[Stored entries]
::::::::

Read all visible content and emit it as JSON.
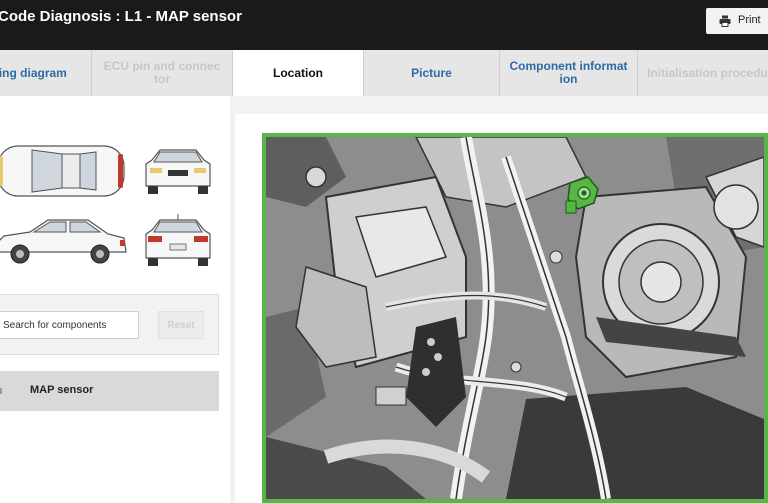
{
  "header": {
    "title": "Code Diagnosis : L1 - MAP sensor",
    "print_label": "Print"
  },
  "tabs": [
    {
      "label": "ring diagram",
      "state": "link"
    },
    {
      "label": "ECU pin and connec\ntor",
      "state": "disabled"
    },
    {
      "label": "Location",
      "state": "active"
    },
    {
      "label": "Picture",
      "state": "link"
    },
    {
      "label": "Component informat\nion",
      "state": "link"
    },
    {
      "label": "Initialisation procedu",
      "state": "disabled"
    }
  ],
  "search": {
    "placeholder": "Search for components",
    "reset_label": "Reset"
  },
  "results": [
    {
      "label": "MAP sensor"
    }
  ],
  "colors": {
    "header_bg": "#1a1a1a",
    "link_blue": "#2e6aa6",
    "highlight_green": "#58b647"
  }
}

::::::::

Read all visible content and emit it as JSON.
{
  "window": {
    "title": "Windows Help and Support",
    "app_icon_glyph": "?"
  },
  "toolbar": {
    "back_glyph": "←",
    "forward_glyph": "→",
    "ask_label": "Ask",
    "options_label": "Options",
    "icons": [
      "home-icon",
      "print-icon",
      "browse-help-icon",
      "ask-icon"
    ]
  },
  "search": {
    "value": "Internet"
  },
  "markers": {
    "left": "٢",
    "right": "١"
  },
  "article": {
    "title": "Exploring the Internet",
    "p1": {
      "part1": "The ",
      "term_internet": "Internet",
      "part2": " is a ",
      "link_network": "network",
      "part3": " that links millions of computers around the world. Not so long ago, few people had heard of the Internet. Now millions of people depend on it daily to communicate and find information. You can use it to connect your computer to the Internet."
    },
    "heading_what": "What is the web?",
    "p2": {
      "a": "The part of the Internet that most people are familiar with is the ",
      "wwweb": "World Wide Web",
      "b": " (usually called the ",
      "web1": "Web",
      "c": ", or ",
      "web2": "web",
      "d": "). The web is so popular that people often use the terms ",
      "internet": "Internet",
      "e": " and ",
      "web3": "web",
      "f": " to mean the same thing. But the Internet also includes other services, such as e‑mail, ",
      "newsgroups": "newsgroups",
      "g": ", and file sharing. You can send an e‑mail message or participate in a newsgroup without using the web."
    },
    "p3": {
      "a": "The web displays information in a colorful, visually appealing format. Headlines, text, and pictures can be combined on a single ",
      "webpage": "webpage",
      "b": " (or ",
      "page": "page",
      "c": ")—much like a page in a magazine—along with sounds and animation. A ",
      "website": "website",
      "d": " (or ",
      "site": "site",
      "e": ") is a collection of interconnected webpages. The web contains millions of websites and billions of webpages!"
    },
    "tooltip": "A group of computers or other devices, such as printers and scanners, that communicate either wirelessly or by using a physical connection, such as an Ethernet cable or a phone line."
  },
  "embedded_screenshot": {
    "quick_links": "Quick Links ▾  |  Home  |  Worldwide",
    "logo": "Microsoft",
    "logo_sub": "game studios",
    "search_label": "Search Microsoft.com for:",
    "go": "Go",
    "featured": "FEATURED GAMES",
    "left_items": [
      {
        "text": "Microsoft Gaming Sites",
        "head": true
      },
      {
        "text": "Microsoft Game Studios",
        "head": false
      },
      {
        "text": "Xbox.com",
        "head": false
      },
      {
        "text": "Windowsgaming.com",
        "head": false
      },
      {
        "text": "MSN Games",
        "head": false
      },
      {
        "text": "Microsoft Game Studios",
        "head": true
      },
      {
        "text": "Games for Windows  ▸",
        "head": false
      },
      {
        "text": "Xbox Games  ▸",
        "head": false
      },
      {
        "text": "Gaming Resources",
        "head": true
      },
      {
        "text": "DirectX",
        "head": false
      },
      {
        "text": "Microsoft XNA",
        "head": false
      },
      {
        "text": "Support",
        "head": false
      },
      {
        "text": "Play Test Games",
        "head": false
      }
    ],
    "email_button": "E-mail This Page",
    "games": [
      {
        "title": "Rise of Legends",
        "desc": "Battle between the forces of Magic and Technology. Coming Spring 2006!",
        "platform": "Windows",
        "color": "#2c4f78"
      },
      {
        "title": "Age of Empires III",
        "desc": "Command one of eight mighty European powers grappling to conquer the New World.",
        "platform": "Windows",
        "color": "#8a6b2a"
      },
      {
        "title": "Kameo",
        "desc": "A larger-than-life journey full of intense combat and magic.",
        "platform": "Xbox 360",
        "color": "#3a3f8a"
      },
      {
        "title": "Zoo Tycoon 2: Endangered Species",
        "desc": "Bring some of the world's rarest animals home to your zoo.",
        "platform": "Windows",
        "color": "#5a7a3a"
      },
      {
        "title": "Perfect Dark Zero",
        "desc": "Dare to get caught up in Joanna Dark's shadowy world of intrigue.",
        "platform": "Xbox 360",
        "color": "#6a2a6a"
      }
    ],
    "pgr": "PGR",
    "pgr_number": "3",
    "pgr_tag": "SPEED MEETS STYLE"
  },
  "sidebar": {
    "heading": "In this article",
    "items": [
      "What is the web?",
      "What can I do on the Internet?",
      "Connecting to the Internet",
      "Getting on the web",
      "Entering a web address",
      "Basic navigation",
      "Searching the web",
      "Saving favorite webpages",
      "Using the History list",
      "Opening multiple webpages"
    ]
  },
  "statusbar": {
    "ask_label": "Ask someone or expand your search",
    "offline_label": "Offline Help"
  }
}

::::::::

What to do:
How many lines in the records above contain the word "mail"? Give only the number.

Exercise output:
3